Aim -
Pick every line from the data that holds the word "right".

[Items from a figure collection]
____

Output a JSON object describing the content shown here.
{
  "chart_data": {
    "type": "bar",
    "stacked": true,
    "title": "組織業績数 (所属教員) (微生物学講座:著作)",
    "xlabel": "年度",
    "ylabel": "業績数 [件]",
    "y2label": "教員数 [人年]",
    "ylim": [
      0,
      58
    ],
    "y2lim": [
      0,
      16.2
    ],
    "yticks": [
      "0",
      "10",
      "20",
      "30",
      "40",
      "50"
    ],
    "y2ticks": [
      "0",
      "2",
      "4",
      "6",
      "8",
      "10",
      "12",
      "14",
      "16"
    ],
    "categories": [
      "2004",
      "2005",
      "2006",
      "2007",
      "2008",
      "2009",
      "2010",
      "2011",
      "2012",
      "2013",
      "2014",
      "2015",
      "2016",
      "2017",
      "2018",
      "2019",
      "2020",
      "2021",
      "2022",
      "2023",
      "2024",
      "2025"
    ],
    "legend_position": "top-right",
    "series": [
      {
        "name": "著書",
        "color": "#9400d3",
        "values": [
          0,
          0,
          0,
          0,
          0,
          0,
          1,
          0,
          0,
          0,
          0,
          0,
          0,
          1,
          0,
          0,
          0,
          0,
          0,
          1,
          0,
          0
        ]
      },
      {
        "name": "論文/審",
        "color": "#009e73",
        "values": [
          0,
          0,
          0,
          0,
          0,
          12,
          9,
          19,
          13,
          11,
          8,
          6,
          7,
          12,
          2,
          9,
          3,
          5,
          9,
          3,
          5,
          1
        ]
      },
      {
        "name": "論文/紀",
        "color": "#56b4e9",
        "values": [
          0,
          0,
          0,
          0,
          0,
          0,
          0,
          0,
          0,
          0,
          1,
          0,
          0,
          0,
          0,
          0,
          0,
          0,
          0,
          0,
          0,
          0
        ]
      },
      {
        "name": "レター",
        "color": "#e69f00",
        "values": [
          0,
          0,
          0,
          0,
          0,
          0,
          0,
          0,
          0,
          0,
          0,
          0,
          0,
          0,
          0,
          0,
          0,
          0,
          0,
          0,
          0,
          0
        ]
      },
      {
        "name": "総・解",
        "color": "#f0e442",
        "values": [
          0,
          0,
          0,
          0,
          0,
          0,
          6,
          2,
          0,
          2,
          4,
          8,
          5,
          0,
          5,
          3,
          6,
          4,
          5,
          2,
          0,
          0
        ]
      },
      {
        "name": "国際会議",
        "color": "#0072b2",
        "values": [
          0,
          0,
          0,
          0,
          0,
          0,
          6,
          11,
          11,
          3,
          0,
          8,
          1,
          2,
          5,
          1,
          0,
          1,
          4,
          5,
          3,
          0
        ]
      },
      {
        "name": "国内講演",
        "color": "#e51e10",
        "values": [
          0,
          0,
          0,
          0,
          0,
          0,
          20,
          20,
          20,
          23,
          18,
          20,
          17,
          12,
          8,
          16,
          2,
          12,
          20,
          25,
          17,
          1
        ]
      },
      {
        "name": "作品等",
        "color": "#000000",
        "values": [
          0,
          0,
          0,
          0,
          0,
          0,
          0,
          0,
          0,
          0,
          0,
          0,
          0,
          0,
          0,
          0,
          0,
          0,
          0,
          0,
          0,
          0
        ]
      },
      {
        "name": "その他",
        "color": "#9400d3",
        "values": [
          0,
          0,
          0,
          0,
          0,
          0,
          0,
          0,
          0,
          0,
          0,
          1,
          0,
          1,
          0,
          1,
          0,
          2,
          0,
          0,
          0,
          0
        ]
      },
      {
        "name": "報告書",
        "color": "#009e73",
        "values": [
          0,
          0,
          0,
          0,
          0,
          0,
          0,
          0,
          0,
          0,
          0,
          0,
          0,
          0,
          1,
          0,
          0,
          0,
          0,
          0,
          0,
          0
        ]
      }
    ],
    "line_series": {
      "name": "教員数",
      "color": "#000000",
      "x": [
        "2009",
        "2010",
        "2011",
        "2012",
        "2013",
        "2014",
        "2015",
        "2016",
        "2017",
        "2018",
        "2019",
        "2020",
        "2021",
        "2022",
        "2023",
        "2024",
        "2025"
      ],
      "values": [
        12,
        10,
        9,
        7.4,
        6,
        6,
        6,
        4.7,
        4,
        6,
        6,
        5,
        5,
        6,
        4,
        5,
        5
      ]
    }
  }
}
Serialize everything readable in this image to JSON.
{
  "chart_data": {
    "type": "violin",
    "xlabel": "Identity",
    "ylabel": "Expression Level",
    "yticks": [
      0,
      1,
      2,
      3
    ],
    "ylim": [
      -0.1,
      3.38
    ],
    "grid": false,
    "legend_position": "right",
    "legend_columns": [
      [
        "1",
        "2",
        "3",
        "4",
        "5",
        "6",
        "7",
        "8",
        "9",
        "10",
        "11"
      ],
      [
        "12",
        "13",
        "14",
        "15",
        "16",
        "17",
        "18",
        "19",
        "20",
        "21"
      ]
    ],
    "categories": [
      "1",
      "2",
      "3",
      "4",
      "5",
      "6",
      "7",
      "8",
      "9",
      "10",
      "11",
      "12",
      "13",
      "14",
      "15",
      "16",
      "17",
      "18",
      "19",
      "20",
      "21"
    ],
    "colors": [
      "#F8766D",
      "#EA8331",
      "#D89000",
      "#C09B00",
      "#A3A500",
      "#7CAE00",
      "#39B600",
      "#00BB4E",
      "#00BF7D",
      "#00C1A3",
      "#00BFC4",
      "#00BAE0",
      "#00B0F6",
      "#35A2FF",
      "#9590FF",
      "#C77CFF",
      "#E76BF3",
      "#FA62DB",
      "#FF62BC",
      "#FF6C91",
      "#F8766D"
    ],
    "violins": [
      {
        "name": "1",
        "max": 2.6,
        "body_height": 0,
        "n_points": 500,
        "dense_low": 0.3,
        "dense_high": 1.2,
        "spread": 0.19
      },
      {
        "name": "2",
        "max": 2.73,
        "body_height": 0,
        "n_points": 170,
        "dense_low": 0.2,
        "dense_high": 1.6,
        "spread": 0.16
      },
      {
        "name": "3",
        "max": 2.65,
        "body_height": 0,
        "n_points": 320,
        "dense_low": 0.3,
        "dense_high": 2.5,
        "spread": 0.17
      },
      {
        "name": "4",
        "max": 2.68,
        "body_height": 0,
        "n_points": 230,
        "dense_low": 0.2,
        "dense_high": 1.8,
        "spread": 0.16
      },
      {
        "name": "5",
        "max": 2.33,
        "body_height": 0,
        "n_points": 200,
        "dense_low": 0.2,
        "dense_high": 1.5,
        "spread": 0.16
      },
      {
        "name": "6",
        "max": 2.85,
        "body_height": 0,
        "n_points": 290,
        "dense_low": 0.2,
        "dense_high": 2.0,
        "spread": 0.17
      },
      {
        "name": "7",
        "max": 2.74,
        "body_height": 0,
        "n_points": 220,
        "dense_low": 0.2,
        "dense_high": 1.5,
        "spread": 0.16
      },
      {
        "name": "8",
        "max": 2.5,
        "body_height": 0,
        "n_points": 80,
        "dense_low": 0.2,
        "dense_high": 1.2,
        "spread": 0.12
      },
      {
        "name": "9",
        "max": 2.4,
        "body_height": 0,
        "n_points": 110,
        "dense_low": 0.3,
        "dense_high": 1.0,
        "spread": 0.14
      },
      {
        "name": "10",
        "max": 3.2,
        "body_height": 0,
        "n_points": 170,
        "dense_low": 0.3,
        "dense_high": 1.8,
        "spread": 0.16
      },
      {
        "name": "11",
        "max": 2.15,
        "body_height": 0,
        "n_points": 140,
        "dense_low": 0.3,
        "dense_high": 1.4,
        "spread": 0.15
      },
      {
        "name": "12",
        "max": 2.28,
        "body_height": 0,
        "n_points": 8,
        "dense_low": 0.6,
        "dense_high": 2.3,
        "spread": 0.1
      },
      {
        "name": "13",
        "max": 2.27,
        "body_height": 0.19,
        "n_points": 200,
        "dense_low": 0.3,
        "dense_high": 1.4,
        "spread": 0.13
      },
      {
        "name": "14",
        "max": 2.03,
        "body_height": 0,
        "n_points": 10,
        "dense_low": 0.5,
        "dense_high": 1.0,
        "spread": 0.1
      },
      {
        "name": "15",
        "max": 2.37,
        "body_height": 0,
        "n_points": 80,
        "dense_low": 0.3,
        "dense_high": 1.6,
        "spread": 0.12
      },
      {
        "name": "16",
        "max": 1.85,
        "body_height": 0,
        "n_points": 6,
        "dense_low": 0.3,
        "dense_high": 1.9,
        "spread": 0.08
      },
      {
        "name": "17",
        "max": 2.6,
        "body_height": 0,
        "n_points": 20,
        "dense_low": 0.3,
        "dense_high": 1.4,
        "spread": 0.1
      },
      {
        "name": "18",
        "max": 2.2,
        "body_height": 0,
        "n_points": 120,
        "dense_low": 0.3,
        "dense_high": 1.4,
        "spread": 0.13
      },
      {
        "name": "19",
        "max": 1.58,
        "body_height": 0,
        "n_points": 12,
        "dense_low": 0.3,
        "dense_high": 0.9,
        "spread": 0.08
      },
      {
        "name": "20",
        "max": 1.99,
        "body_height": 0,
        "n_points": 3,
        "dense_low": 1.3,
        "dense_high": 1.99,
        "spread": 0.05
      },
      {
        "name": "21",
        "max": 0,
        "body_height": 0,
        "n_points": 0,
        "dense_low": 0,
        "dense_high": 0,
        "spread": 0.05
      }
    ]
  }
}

____

Response to the task -
    "legend_position": "top-right",
    "legend_position": "right",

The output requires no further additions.